Rows from a dataset:
>> START

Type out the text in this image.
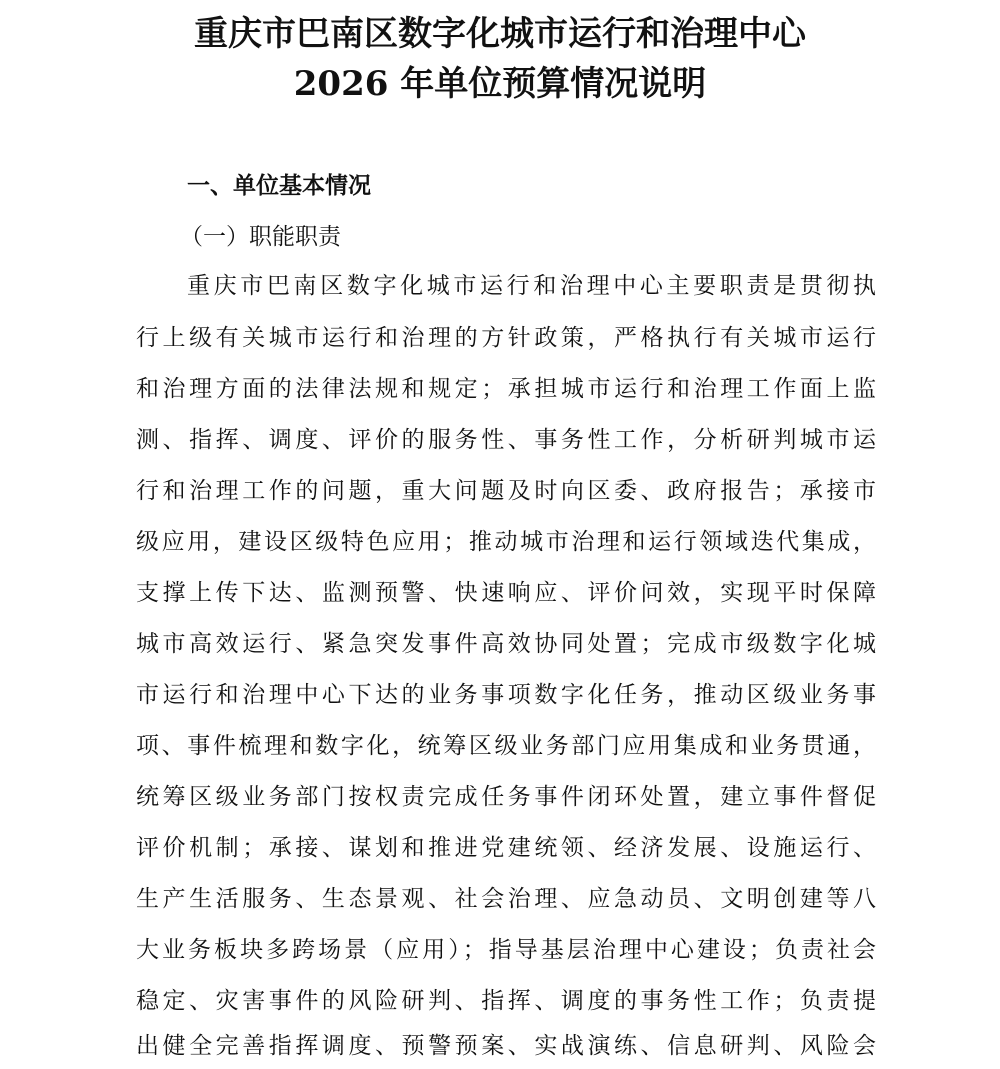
重庆市巴南区数字化城市运行和治理中心
2026 年单位预算情况说明
一、单位基本情况
（一）职能职责
重庆市巴南区数字化城市运行和治理中心主要职责是贯彻执
行上级有关城市运行和治理的方针政策，严格执行有关城市运行
和治理方面的法律法规和规定；承担城市运行和治理工作面上监
测、指挥、调度、评价的服务性、事务性工作，分析研判城市运
行和治理工作的问题，重大问题及时向区委、政府报告；承接市
级应用，建设区级特色应用；推动城市治理和运行领域迭代集成，
支撑上传下达、监测预警、快速响应、评价问效，实现平时保障
城市高效运行、紧急突发事件高效协同处置；完成市级数字化城
市运行和治理中心下达的业务事项数字化任务，推动区级业务事
项、事件梳理和数字化，统筹区级业务部门应用集成和业务贯通，
统筹区级业务部门按权责完成任务事件闭环处置，建立事件督促
评价机制；承接、谋划和推进党建统领、经济发展、设施运行、
生产生活服务、生态景观、社会治理、应急动员、文明创建等八
大业务板块多跨场景（应用）；指导基层治理中心建设；负责社会
稳定、灾害事件的风险研判、指挥、调度的事务性工作；负责提
出健全完善指挥调度、预警预案、实战演练、信息研判、风险会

>> END

__Directive__. Quote everything in the listing above exactly; pictures are the only thing to omit.

__Reply to the task__.
Type out the text in this image.
重庆市巴南区数字化城市运行和治理中心
2026 年单位预算情况说明
一、单位基本情况
（一）职能职责
重庆市巴南区数字化城市运行和治理中心主要职责是贯彻执
行上级有关城市运行和治理的方针政策，严格执行有关城市运行
和治理方面的法律法规和规定；承担城市运行和治理工作面上监
测、指挥、调度、评价的服务性、事务性工作，分析研判城市运
行和治理工作的问题，重大问题及时向区委、政府报告；承接市
级应用，建设区级特色应用；推动城市治理和运行领域迭代集成，
支撑上传下达、监测预警、快速响应、评价问效，实现平时保障
城市高效运行、紧急突发事件高效协同处置；完成市级数字化城
市运行和治理中心下达的业务事项数字化任务，推动区级业务事
项、事件梳理和数字化，统筹区级业务部门应用集成和业务贯通，
统筹区级业务部门按权责完成任务事件闭环处置，建立事件督促
评价机制；承接、谋划和推进党建统领、经济发展、设施运行、
生产生活服务、生态景观、社会治理、应急动员、文明创建等八
大业务板块多跨场景（应用）；指导基层治理中心建设；负责社会
稳定、灾害事件的风险研判、指挥、调度的事务性工作；负责提
出健全完善指挥调度、预警预案、实战演练、信息研判、风险会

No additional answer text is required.